At a glance: A critical vulnerability in the LiteSpeed cPanel plugin is actively exploited and allows low-privileged users to gain root-level access. The flaw affects widely deployed shared hosting environments, where a single compromised account can lead to full server takeover. Upgrading to patched plugin versions or removing the vulnerable component reduces exposure and limits the risk of system-wide compromise.
Threat summary
On May 21, LiteSpeed released cPanel plugin version 2.4.7 and Web Host Manager (WHM) plugin version 5.3.1.0 to address an actively exploited vulnerability.
The issue affects cPanel servers running the LiteSpeed user‑end plugin versions 2.3 through 2.4.4. The WHM plugin itself is not vulnerable; however, it bundles the affected user-end plugin.
The issue affects the LiteSpeed User-End cPanel Plugin, which extends LiteSpeed Web Server functionality into the cPanel interface used by hosting customers. LiteSpeed Web Server is widely deployed software responsible for delivering website content, often replacing Apache in hosting environments.
cPanel acts as the management interface where customers configure domains, applications, and hosting settings. The user-end plugin integrates directly into this interface, allowing individual users to control performance features such as caching and Redis for their own accounts.
The vulnerability, tracked as CVE-2026-48172, resides in the Redis enable and disable functionality. Improper handling of JSON API requests allows user-supplied input to reach backend operations executed with root privileges without adequate validation.
An authenticated user with a low-privileges cPanel account can send a crafted JSON API request to the Redis management function through the standard cPanel interface, resulting in privilege escalation and potential root-level command execution.
This flaw breaks the trust boundary between user-controlled input and privileged system operations, enabling full server compromise from a single account. The impact could be significant in shared hosting environments, where access to one account can expose all hosted workloads.
The vulnerability has been assigned a Common Vulnerability Scoring System (CVSS) v4.0 score of 10.0.
Analysis
The plugin’s design increases risk by exposing privileged backend operations to all authenticated users, including low-privileged accounts. In shared hosting environments, this expands the attack surface, as a single compromised account or weak credential can provide a path to system-level access.
Organizations running affected plugin versions are exposed, particularly where cPanel is internet-accessible. Any valid cPanel account can be used to exploit the flaw, resulting in root-level command execution, modification of protected configurations, and persistence.
Upgrading to LiteSpeed WHM plugin version 5.3.1.0 or later installs the fixed cPanel plugin version 2.4.7. Where immediate upgrade is not feasible, removing the user-end plugin using the vendor’s uninstall command reduces exposure, which may result in some loss of functionality.
Logs can be reviewed for the string cpanel_jsonapi_func=redisAble to identify potential exploitation attempts, followed by validation of source IP addresses and related activity. System logs can also be examined for signs of privilege escalation or unauthorized configuration changes, and restricting access to cPanel interfaces at the network level can further reduce exposure.

- [Study material]
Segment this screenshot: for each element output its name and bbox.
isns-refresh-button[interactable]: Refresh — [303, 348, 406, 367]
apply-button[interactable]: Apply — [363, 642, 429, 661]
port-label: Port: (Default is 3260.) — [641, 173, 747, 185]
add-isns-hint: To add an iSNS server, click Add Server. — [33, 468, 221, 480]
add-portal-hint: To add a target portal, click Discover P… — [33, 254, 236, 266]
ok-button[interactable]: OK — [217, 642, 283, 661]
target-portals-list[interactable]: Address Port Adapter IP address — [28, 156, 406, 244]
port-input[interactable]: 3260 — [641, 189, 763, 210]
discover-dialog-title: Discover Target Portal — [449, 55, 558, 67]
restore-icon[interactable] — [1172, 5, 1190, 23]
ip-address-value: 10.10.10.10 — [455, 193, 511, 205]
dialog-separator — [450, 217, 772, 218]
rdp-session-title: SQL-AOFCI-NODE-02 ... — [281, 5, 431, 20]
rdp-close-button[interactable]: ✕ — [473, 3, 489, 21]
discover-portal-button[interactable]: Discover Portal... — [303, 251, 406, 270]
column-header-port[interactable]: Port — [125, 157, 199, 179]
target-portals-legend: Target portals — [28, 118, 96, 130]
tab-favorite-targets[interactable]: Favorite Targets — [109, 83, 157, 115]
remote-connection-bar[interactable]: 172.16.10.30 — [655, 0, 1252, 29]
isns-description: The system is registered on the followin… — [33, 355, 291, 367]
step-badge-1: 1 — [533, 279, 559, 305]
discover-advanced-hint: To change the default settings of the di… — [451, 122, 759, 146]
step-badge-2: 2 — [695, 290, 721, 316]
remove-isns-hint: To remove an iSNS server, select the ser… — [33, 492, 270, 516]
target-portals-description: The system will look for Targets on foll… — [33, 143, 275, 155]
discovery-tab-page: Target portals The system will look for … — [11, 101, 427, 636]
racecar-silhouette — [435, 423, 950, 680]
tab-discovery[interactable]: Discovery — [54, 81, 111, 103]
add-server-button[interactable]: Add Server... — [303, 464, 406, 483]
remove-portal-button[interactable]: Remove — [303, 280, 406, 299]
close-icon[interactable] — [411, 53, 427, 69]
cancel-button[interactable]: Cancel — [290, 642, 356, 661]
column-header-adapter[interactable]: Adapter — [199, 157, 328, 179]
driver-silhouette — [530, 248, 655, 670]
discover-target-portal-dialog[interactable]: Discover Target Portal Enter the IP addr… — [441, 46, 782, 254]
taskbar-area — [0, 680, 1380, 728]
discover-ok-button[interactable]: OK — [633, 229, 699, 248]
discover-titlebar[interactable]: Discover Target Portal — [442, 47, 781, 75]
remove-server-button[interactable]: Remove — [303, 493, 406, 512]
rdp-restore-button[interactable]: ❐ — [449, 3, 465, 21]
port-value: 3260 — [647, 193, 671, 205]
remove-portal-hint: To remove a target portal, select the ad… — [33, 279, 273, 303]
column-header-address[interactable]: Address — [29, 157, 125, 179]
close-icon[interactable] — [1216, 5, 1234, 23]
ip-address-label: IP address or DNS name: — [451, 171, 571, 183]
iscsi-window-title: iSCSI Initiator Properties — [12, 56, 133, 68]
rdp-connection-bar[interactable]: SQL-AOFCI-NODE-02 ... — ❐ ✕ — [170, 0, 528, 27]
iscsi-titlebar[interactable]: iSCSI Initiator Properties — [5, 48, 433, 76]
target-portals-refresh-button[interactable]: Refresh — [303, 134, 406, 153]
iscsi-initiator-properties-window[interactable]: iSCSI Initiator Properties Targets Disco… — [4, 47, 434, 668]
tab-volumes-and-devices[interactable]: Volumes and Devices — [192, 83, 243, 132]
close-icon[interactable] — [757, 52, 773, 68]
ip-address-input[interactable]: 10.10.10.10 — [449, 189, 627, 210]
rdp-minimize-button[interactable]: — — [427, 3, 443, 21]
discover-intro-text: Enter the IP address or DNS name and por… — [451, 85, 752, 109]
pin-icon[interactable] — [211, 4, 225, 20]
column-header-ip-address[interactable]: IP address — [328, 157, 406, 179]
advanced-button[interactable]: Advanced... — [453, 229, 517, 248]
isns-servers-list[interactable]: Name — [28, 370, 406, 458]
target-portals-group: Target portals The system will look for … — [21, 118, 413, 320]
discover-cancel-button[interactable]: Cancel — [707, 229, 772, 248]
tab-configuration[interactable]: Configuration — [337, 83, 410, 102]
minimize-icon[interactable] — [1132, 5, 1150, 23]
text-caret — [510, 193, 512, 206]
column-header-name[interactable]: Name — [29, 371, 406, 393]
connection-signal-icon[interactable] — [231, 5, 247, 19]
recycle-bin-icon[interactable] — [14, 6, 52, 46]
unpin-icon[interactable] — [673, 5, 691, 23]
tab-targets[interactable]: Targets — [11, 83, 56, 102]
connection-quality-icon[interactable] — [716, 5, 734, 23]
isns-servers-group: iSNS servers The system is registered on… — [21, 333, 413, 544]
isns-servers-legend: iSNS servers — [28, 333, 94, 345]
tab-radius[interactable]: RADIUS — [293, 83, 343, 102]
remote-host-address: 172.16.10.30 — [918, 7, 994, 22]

- [Work request 1] In the LiteSpeed advisory, which versions of the LiteSpeed user-end plugin are affected on cPanel servers?
- [Work request 2] From the LiteSpeed advisory, quote the passage that opens with the words containing "Threat summary" and closes with "in hosting environments.".

- [Problem solution 1] Versions 2.3 through 2.4.4.

- [Problem solution 2]
Threat summary
On May 21, LiteSpeed released cPanel plugin version 2.4.7 and Web Host Manager (WHM) plugin version 5.3.1.0 to address an actively exploited vulnerability.
The issue affects cPanel servers running the LiteSpeed user‑end plugin versions 2.3 through 2.4.4. The WHM plugin itself is not vulnerable; however, it bundles the affected user-end plugin.
The issue affects the LiteSpeed User-End cPanel Plugin, which extends LiteSpeed Web Server functionality into the cPanel interface used by hosting customers. LiteSpeed Web Server is widely deployed software responsible for delivering website content, often replacing Apache in hosting environments.